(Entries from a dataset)
■ ■ ■ ■

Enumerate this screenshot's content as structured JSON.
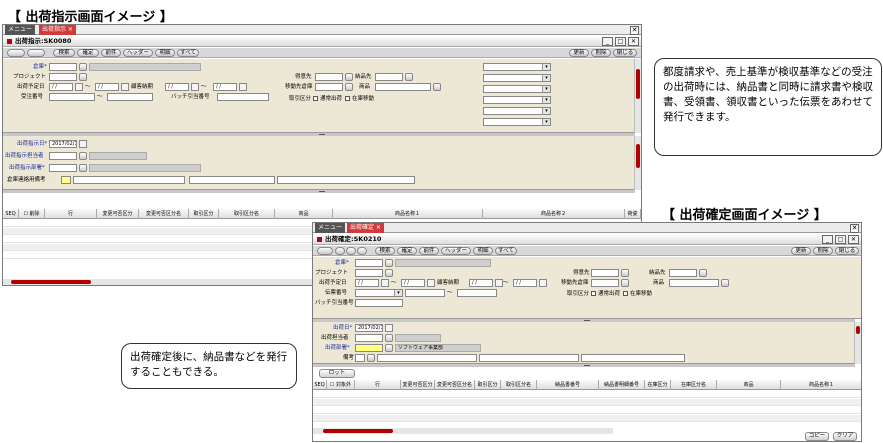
{
  "heading_shukka_shiji": "【 出荷指示画面イメージ 】",
  "heading_shukka_kakutei": "【 出荷確定画面イメージ 】",
  "callout_right": "都度請求や、売上基準が検収基準などの受注の出荷時には、納品書と同時に請求書や検収書、受領書、領収書といった伝票をあわせて発行できます。",
  "callout_left": "出荷確定後に、納品書などを発行することもできる。",
  "win1": {
    "tab_menu": "メニュー",
    "tab_active": "出荷指示 ✕",
    "title": "出荷指示:SK0080",
    "toolbar_left": [
      "",
      "",
      "検索",
      "確定",
      "前件",
      "ヘッダー",
      "明細",
      "すべて"
    ],
    "toolbar_right": [
      "更新",
      "削除",
      "閉じる"
    ],
    "labels": {
      "warehouse": "倉庫*",
      "project": "プロジェクト",
      "ship_date": "出荷予定日",
      "order_no": "受注番号",
      "delivery_date": "顧客納期",
      "batch_no": "バッチ引当番号",
      "billing_to": "得意先",
      "deliver_to": "納品先",
      "dest_warehouse": "移動先倉庫",
      "product": "商品",
      "pull_type": "取引区分",
      "chk1": "通常出荷",
      "chk2": "在庫移動",
      "instruct_date": "出荷指示日*",
      "instructor": "出荷指示担当者",
      "instruct_dept": "出荷指示部署*",
      "contact_no": "倉庫連絡用備考"
    },
    "date_value": "2017/02/13",
    "date_slash": "/ /",
    "tilde": "〜",
    "grid_headers": [
      "SEQ",
      "☐ 削除",
      "行",
      "変更可否区分",
      "変更可否区分名",
      "取引区分",
      "取引区分名",
      "商品",
      "商品名称１",
      "商品名称２",
      "荷姿"
    ]
  },
  "win2": {
    "tab_menu": "メニュー",
    "tab_active": "出荷確定 ✕",
    "title": "出荷確定:SK0210",
    "toolbar_left": [
      "",
      "",
      "",
      "",
      "検索",
      "確定",
      "前件",
      "ヘッダー",
      "明細",
      "すべて"
    ],
    "toolbar_right": [
      "更新",
      "削除",
      "閉じる"
    ],
    "labels": {
      "warehouse": "倉庫*",
      "project": "プロジェクト",
      "ship_date": "出荷予定日",
      "slip_no": "伝票番号",
      "batch_no": "バッチ引当番号",
      "delivery_date": "顧客納期",
      "billing_to": "得意先",
      "deliver_to": "納品先",
      "dest_warehouse": "移動先倉庫",
      "product": "商品",
      "pull_type": "取引区分",
      "chk1": "通常出荷",
      "chk2": "在庫移動",
      "ship_day": "出荷日*",
      "shipper": "出荷担当者",
      "ship_dept": "出荷部署*",
      "note": "備考"
    },
    "date_value": "2017/02/13",
    "dept_name": "ソフトウェア事業部",
    "date_slash": "/ /",
    "tilde": "〜",
    "lot_button": "ロット",
    "grid_headers": [
      "SEQ",
      "☐ 対象外",
      "行",
      "変更可否区分",
      "変更可否区分名",
      "取引区分",
      "取引区分名",
      "納品書番号",
      "納品書明細番号",
      "在庫区分",
      "在庫区分名",
      "商品",
      "商品名称１"
    ],
    "footer_buttons": [
      "コピー",
      "クリア"
    ]
  }
}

■ ■ ■ ■

Written instruction: Reproduce the records above exactly, leaving out every picture they contain.

Worked solution:
Enumerate this screenshot's content as structured JSON.
{
  "heading_shukka_shiji": "【 出荷指示画面イメージ 】",
  "heading_shukka_kakutei": "【 出荷確定画面イメージ 】",
  "callout_right": "都度請求や、売上基準が検収基準などの受注の出荷時には、納品書と同時に請求書や検収書、受領書、領収書といった伝票をあわせて発行できます。",
  "callout_left": "出荷確定後に、納品書などを発行することもできる。",
  "win1": {
    "tab_menu": "メニュー",
    "tab_active": "出荷指示 ✕",
    "title": "出荷指示:SK0080",
    "toolbar_left": [
      "",
      "",
      "検索",
      "確定",
      "前件",
      "ヘッダー",
      "明細",
      "すべて"
    ],
    "toolbar_right": [
      "更新",
      "削除",
      "閉じる"
    ],
    "labels": {
      "warehouse": "倉庫*",
      "project": "プロジェクト",
      "ship_date": "出荷予定日",
      "order_no": "受注番号",
      "delivery_date": "顧客納期",
      "batch_no": "バッチ引当番号",
      "billing_to": "得意先",
      "deliver_to": "納品先",
      "dest_warehouse": "移動先倉庫",
      "product": "商品",
      "pull_type": "取引区分",
      "chk1": "通常出荷",
      "chk2": "在庫移動",
      "instruct_date": "出荷指示日*",
      "instructor": "出荷指示担当者",
      "instruct_dept": "出荷指示部署*",
      "contact_no": "倉庫連絡用備考"
    },
    "date_value": "2017/02/13",
    "date_slash": "/ /",
    "tilde": "〜",
    "grid_headers": [
      "SEQ",
      "☐ 削除",
      "行",
      "変更可否区分",
      "変更可否区分名",
      "取引区分",
      "取引区分名",
      "商品",
      "商品名称１",
      "商品名称２",
      "荷姿"
    ]
  },
  "win2": {
    "tab_menu": "メニュー",
    "tab_active": "出荷確定 ✕",
    "title": "出荷確定:SK0210",
    "toolbar_left": [
      "",
      "",
      "",
      "",
      "検索",
      "確定",
      "前件",
      "ヘッダー",
      "明細",
      "すべて"
    ],
    "toolbar_right": [
      "更新",
      "削除",
      "閉じる"
    ],
    "labels": {
      "warehouse": "倉庫*",
      "project": "プロジェクト",
      "ship_date": "出荷予定日",
      "slip_no": "伝票番号",
      "batch_no": "バッチ引当番号",
      "delivery_date": "顧客納期",
      "billing_to": "得意先",
      "deliver_to": "納品先",
      "dest_warehouse": "移動先倉庫",
      "product": "商品",
      "pull_type": "取引区分",
      "chk1": "通常出荷",
      "chk2": "在庫移動",
      "ship_day": "出荷日*",
      "shipper": "出荷担当者",
      "ship_dept": "出荷部署*",
      "note": "備考"
    },
    "date_value": "2017/02/13",
    "dept_name": "ソフトウェア事業部",
    "date_slash": "/ /",
    "tilde": "〜",
    "lot_button": "ロット",
    "grid_headers": [
      "SEQ",
      "☐ 対象外",
      "行",
      "変更可否区分",
      "変更可否区分名",
      "取引区分",
      "取引区分名",
      "納品書番号",
      "納品書明細番号",
      "在庫区分",
      "在庫区分名",
      "商品",
      "商品名称１"
    ],
    "footer_buttons": [
      "コピー",
      "クリア"
    ]
  }
}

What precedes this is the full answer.